◆ DIRECTIVE
Would you retype, word for word, the line with "Give me a plain-text" and every line after it through the end of the records below?

◆ EXERCISE INPUTS

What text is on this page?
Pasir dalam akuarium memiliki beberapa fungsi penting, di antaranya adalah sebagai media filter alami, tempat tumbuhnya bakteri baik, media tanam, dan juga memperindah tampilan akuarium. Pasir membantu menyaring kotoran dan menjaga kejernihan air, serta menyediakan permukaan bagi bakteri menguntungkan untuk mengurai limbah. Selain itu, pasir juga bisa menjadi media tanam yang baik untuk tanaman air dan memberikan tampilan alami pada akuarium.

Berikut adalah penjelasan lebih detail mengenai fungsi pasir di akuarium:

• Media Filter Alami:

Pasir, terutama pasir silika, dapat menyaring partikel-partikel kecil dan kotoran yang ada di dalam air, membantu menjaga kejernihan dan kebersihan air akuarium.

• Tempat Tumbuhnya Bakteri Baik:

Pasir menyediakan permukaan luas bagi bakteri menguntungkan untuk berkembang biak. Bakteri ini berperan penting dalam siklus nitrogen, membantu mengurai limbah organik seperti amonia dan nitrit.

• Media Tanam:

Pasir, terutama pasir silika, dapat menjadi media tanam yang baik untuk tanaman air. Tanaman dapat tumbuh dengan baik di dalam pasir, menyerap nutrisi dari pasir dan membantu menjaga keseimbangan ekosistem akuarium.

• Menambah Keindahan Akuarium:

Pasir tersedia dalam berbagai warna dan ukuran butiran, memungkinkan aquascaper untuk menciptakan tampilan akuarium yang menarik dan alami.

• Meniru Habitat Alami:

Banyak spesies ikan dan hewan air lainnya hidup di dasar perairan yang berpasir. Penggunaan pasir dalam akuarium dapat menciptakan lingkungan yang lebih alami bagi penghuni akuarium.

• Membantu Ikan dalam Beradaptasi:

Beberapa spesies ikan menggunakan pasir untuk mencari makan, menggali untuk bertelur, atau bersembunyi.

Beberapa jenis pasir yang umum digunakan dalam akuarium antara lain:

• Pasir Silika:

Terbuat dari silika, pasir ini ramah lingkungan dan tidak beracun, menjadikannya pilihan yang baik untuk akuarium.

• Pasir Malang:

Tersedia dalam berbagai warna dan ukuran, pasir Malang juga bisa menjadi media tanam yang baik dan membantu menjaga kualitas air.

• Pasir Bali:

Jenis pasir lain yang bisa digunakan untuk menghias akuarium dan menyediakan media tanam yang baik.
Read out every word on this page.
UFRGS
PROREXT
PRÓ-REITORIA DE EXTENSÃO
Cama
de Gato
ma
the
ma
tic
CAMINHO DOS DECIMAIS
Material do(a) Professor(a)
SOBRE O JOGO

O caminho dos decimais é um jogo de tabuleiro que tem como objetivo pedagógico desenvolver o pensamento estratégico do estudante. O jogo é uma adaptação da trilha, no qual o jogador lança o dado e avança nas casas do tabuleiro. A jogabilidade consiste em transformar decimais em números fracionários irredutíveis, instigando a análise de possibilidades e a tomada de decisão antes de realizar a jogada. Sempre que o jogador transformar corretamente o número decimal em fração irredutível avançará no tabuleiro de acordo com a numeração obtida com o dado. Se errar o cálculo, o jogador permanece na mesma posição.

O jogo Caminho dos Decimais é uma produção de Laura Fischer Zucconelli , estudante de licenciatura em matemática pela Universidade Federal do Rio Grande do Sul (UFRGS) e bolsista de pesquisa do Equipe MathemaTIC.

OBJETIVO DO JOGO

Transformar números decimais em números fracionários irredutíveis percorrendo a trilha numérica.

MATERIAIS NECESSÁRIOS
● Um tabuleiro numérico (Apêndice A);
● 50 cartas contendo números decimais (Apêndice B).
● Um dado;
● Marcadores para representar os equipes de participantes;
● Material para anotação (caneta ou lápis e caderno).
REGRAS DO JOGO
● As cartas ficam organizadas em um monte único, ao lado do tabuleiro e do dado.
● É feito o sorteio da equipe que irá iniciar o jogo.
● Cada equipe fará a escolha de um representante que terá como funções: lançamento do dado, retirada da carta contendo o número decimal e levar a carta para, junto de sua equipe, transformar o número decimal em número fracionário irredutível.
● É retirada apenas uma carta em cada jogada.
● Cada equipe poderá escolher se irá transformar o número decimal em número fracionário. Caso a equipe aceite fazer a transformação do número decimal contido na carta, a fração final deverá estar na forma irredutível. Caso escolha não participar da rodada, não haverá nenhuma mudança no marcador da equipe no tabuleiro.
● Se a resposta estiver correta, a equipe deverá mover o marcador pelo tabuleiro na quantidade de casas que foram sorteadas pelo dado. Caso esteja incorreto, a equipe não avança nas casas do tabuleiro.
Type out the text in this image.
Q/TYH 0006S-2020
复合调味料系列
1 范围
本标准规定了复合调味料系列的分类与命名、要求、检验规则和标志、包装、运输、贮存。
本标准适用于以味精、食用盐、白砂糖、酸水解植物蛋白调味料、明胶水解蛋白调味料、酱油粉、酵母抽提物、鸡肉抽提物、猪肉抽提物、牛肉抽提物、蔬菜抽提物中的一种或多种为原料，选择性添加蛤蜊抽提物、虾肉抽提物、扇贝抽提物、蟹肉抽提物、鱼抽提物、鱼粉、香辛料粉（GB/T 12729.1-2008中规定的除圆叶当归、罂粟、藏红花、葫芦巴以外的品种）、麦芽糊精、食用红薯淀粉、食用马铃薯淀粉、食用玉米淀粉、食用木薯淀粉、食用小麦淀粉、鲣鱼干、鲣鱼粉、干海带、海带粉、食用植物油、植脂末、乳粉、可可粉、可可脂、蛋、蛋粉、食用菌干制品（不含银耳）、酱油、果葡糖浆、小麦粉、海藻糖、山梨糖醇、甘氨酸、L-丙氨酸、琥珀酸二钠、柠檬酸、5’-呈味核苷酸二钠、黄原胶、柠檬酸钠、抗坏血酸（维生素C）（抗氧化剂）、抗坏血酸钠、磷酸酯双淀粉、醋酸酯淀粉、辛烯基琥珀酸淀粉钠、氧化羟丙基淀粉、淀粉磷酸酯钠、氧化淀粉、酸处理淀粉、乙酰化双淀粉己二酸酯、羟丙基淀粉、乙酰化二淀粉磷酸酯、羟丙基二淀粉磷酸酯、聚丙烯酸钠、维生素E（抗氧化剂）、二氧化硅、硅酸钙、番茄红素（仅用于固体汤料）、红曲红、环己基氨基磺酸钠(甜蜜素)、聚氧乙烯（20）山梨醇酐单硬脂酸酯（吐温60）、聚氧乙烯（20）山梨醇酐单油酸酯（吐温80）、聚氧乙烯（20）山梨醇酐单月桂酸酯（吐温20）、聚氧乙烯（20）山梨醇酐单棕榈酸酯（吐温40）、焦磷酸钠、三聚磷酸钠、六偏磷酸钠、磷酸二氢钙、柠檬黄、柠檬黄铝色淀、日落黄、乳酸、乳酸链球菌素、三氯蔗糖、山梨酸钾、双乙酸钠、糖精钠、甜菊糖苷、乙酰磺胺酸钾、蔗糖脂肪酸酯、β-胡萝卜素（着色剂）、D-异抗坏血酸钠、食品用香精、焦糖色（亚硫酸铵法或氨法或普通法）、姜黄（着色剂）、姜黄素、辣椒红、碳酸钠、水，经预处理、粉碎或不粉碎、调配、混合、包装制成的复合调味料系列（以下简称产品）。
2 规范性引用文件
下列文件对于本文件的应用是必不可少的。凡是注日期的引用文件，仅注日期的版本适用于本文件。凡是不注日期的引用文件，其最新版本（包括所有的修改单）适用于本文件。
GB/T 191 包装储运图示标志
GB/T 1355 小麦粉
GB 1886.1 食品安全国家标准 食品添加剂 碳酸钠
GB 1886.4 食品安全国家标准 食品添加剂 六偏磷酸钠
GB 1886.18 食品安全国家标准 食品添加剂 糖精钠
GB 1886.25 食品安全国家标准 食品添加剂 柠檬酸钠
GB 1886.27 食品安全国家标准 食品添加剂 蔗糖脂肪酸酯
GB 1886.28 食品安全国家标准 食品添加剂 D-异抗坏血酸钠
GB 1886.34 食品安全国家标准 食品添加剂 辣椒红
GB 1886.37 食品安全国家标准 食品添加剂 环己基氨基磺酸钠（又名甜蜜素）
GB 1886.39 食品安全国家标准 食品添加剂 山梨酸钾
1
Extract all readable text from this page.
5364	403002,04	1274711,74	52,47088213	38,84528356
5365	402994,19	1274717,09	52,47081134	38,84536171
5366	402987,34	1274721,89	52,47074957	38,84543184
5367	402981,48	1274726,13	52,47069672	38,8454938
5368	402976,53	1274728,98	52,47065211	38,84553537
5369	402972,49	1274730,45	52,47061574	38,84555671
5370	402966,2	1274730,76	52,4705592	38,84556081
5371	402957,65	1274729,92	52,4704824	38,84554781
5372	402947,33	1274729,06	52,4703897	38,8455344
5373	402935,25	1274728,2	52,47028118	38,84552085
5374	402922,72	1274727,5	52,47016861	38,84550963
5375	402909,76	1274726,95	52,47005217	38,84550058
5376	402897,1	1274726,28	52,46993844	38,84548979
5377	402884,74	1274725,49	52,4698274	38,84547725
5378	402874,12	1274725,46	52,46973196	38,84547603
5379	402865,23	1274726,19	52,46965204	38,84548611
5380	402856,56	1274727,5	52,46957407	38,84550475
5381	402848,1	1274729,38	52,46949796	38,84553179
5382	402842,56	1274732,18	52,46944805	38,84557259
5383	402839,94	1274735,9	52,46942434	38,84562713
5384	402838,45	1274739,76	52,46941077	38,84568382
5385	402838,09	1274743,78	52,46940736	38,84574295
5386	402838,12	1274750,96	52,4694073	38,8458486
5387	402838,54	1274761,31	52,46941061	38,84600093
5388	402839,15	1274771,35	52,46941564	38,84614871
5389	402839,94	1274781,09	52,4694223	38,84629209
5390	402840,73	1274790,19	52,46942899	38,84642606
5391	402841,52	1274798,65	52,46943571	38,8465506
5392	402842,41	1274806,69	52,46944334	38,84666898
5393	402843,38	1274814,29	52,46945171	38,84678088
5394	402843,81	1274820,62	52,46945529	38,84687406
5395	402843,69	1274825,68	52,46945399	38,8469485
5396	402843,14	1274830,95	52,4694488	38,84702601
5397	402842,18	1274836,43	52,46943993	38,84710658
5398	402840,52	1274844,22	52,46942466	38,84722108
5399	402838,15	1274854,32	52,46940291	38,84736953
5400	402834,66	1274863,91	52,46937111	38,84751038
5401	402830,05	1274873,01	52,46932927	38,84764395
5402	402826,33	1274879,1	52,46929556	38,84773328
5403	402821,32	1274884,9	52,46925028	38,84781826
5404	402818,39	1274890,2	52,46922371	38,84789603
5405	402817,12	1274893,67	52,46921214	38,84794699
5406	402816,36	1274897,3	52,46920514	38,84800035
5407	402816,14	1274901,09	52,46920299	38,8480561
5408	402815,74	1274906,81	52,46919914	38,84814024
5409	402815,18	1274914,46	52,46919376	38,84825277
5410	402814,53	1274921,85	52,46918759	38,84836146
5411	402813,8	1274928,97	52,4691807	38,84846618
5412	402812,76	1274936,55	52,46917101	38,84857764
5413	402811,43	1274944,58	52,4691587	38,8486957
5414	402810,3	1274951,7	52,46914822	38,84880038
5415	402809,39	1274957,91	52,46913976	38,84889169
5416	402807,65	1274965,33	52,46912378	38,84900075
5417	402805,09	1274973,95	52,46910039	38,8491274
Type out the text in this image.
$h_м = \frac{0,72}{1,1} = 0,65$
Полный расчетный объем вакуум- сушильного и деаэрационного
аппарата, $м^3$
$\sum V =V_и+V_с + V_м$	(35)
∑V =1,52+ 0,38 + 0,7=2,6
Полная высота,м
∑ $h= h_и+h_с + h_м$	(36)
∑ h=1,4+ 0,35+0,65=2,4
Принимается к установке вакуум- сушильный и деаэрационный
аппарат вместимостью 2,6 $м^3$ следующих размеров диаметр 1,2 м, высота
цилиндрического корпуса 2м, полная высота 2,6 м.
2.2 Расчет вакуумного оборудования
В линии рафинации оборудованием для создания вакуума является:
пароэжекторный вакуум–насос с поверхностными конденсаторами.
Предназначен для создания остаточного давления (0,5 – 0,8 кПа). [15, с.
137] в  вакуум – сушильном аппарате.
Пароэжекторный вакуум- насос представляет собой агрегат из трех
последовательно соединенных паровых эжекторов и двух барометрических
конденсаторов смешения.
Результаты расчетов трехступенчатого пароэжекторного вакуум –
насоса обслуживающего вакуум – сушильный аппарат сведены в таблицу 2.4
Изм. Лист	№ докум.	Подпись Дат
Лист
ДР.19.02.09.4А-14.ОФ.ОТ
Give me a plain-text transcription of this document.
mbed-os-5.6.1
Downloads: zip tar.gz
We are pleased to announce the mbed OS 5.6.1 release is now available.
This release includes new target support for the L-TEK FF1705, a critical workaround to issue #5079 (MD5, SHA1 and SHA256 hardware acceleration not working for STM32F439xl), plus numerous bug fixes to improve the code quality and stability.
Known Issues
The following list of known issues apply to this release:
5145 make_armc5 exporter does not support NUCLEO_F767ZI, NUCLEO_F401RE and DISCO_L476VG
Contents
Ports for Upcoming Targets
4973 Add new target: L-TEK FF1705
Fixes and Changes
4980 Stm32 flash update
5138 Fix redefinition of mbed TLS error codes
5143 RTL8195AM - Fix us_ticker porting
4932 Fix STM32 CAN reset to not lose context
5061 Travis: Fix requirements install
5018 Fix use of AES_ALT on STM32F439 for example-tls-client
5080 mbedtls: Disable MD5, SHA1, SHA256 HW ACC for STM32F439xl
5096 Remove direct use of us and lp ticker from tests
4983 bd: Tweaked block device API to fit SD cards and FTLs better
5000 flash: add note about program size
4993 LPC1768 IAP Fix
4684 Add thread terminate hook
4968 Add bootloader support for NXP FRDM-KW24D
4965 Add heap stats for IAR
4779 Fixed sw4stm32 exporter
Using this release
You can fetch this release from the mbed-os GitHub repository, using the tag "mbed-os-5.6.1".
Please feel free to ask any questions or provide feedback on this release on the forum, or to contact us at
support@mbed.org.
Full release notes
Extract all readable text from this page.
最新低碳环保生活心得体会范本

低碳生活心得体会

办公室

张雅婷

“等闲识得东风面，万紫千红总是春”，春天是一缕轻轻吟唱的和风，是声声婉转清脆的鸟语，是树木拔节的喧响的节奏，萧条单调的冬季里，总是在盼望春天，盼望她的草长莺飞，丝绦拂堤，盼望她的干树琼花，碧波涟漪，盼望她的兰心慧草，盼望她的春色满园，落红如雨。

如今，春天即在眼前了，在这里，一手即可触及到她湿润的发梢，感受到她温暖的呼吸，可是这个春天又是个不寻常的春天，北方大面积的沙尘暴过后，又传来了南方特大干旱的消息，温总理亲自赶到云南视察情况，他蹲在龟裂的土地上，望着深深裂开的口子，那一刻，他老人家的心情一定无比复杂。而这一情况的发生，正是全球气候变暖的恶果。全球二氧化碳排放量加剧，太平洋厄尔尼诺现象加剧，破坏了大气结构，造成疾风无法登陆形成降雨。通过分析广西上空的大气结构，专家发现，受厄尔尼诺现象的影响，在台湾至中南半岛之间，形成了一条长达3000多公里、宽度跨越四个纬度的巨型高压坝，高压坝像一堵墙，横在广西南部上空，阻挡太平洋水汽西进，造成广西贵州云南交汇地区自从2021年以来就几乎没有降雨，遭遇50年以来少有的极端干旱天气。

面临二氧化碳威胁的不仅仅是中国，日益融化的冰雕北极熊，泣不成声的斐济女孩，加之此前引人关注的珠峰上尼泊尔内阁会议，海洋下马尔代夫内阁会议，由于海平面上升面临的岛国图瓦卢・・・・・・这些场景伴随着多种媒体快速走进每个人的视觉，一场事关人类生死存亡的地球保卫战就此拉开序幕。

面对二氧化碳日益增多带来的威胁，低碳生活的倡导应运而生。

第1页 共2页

◆ ANSWER IN FULL
Give me a plain-text transcription of this document.
mbed-os-5.6.1
Downloads: zip tar.gz
We are pleased to announce the mbed OS 5.6.1 release is now available.
This release includes new target support for the L-TEK FF1705, a critical workaround to issue #5079 (MD5, SHA1 and SHA256 hardware acceleration not working for STM32F439xl), plus numerous bug fixes to improve the code quality and stability.
Known Issues
The following list of known issues apply to this release:
5145 make_armc5 exporter does not support NUCLEO_F767ZI, NUCLEO_F401RE and DISCO_L476VG
Contents
Ports for Upcoming Targets
4973 Add new target: L-TEK FF1705
Fixes and Changes
4980 Stm32 flash update
5138 Fix redefinition of mbed TLS error codes
5143 RTL8195AM - Fix us_ticker porting
4932 Fix STM32 CAN reset to not lose context
5061 Travis: Fix requirements install
5018 Fix use of AES_ALT on STM32F439 for example-tls-client
5080 mbedtls: Disable MD5, SHA1, SHA256 HW ACC for STM32F439xl
5096 Remove direct use of us and lp ticker from tests
4983 bd: Tweaked block device API to fit SD cards and FTLs better
5000 flash: add note about program size
4993 LPC1768 IAP Fix
4684 Add thread terminate hook
4968 Add bootloader support for NXP FRDM-KW24D
4965 Add heap stats for IAR
4779 Fixed sw4stm32 exporter
Using this release
You can fetch this release from the mbed-os GitHub repository, using the tag "mbed-os-5.6.1".
Please feel free to ask any questions or provide feedback on this release on the forum, or to contact us at
support@mbed.org.
Full release notes
Extract all readable text from this page.
最新低碳环保生活心得体会范本

低碳生活心得体会

办公室

张雅婷

“等闲识得东风面，万紫千红总是春”，春天是一缕轻轻吟唱的和风，是声声婉转清脆的鸟语，是树木拔节的喧响的节奏，萧条单调的冬季里，总是在盼望春天，盼望她的草长莺飞，丝绦拂堤，盼望她的干树琼花，碧波涟漪，盼望她的兰心慧草，盼望她的春色满园，落红如雨。

如今，春天即在眼前了，在这里，一手即可触及到她湿润的发梢，感受到她温暖的呼吸，可是这个春天又是个不寻常的春天，北方大面积的沙尘暴过后，又传来了南方特大干旱的消息，温总理亲自赶到云南视察情况，他蹲在龟裂的土地上，望着深深裂开的口子，那一刻，他老人家的心情一定无比复杂。而这一情况的发生，正是全球气候变暖的恶果。全球二氧化碳排放量加剧，太平洋厄尔尼诺现象加剧，破坏了大气结构，造成疾风无法登陆形成降雨。通过分析广西上空的大气结构，专家发现，受厄尔尼诺现象的影响，在台湾至中南半岛之间，形成了一条长达3000多公里、宽度跨越四个纬度的巨型高压坝，高压坝像一堵墙，横在广西南部上空，阻挡太平洋水汽西进，造成广西贵州云南交汇地区自从2021年以来就几乎没有降雨，遭遇50年以来少有的极端干旱天气。

面临二氧化碳威胁的不仅仅是中国，日益融化的冰雕北极熊，泣不成声的斐济女孩，加之此前引人关注的珠峰上尼泊尔内阁会议，海洋下马尔代夫内阁会议，由于海平面上升面临的岛国图瓦卢・・・・・・这些场景伴随着多种媒体快速走进每个人的视觉，一场事关人类生死存亡的地球保卫战就此拉开序幕。

面对二氧化碳日益增多带来的威胁，低碳生活的倡导应运而生。

第1页 共2页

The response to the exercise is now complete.